Exercise: Answer with nothing except the number of lines that contain the word "шлюзе".

Stored records:
* * * *
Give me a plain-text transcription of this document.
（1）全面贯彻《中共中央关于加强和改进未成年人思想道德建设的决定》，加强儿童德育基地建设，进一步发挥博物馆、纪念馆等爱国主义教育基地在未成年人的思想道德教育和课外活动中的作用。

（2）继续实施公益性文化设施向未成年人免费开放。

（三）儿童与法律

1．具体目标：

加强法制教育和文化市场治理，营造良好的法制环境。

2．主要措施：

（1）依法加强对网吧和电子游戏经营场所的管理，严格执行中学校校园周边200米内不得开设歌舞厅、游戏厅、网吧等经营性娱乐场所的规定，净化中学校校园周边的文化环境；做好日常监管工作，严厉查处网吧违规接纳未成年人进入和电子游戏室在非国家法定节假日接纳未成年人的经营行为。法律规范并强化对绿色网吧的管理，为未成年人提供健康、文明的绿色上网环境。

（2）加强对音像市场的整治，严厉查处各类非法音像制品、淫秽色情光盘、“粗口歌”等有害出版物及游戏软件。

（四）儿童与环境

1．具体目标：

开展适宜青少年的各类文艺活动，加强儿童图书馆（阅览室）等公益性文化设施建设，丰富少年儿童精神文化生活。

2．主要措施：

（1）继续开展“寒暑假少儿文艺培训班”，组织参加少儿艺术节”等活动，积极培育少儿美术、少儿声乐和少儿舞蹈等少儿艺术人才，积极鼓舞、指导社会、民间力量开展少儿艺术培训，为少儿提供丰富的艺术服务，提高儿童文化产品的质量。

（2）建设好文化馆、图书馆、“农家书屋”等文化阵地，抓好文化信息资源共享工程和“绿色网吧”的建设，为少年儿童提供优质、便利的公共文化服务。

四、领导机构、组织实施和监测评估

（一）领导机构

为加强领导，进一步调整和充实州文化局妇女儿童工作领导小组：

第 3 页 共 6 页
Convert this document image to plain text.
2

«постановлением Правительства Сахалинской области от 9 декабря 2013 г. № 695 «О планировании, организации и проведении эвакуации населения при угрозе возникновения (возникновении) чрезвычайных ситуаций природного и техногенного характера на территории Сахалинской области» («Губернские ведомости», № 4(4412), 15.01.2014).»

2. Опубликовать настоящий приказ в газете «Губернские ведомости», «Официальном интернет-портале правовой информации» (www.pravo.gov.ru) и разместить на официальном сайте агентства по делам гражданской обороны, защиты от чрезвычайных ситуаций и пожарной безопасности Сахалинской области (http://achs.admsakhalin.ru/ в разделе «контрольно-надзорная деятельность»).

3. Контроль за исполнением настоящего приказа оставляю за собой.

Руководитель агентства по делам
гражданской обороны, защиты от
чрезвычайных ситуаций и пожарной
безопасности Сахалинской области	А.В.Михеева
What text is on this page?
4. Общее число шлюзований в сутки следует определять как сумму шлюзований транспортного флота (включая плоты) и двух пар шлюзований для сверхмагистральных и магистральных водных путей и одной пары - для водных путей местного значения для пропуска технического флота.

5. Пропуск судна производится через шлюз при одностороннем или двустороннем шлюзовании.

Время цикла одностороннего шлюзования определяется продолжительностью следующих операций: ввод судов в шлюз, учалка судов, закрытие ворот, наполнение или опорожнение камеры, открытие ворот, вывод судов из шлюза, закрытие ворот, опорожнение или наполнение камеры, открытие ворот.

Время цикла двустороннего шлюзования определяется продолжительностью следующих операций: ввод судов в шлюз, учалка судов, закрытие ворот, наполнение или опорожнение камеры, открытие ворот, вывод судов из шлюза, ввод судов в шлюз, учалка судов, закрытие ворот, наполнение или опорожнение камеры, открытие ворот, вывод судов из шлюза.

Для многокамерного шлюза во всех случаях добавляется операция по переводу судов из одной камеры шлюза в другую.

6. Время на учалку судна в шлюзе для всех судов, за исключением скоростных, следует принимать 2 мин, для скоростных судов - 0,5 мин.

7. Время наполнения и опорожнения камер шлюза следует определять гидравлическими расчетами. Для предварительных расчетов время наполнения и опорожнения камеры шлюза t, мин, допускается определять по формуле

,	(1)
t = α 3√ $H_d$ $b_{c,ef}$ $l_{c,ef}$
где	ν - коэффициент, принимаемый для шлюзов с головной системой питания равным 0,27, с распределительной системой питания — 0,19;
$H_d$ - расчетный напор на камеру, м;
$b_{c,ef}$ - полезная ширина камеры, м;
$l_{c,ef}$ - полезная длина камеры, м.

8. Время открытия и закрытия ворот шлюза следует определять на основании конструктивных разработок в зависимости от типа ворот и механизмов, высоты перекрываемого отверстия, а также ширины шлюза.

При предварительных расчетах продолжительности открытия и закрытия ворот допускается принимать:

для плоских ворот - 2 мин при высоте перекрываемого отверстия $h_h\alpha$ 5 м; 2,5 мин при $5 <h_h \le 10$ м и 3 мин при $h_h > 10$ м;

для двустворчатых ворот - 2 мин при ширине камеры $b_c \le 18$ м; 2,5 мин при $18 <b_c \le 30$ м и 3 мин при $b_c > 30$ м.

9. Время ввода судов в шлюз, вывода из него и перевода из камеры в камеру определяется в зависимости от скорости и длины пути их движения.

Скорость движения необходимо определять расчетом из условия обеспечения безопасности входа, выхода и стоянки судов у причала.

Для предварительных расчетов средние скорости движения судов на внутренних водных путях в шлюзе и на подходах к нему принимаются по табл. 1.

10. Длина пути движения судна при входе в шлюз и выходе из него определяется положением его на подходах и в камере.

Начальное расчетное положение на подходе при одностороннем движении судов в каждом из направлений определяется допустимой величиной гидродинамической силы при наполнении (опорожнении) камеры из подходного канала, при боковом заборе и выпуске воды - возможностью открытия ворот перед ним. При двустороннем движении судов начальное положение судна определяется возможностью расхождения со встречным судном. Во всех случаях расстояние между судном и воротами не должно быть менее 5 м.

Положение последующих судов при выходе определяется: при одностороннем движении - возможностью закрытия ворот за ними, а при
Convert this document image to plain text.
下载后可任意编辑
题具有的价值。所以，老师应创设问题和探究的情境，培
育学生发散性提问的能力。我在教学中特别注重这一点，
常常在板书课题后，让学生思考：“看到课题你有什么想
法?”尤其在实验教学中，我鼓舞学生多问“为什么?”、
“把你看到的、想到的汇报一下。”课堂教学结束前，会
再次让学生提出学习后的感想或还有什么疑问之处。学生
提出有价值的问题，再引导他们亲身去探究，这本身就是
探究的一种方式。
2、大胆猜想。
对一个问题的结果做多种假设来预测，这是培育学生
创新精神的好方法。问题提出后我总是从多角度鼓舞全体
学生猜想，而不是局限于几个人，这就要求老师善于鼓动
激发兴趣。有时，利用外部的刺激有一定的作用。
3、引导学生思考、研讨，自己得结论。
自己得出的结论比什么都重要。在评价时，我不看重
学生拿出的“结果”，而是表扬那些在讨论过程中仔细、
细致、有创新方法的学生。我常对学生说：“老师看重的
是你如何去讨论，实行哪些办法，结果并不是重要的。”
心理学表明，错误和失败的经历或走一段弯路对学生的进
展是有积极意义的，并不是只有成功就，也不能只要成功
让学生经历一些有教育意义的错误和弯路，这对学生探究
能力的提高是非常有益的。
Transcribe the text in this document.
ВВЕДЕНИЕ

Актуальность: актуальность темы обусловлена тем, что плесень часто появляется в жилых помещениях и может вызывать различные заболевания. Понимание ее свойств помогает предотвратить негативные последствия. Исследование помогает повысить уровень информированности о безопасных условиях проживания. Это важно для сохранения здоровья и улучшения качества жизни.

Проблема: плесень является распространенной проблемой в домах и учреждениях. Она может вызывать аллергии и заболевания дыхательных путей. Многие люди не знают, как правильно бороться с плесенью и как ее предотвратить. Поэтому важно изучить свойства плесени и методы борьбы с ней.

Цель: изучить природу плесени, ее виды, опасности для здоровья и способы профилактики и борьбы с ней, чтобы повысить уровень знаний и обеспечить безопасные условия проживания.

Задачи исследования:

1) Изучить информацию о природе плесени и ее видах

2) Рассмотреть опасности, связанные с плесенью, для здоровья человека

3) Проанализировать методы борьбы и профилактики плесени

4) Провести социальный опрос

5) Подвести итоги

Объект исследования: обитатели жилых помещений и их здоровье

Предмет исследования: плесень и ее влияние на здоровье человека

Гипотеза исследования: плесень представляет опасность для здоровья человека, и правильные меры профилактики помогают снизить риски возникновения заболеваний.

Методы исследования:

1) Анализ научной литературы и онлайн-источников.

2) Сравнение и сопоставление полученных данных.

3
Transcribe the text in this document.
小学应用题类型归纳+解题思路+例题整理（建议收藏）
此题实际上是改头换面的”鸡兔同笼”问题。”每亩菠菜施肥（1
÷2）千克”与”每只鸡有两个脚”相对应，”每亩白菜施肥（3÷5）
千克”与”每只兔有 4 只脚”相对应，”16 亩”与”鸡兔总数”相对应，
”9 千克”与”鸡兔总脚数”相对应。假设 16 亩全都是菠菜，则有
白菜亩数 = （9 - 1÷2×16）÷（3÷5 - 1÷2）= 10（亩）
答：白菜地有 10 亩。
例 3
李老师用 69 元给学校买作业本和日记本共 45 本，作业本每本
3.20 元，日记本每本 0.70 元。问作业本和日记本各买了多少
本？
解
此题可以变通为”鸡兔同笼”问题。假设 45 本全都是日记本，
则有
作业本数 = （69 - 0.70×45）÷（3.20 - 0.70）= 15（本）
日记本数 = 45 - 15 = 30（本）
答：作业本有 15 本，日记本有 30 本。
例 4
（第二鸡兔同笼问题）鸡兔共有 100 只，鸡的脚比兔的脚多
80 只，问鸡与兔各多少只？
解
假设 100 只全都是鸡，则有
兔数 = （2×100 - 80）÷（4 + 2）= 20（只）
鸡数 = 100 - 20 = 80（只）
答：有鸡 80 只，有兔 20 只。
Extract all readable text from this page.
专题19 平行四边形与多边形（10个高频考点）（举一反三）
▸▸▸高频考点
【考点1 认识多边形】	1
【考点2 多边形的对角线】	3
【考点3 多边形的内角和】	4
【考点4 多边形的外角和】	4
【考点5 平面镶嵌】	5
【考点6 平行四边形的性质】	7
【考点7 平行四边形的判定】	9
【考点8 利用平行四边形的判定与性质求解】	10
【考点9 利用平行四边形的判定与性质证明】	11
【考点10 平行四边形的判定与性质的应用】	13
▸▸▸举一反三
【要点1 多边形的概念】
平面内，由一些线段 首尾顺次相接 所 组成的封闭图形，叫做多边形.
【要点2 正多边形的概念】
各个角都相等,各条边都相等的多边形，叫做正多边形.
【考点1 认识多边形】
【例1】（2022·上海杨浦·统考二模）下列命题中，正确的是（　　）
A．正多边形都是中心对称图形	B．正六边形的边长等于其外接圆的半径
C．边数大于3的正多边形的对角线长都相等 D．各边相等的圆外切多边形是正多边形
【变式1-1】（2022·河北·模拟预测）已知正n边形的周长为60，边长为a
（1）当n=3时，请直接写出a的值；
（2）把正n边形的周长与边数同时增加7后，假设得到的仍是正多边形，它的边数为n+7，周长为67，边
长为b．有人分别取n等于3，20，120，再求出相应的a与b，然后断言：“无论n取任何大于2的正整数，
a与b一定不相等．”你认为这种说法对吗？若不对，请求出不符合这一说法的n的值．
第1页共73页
* * * *
Finished answer: 2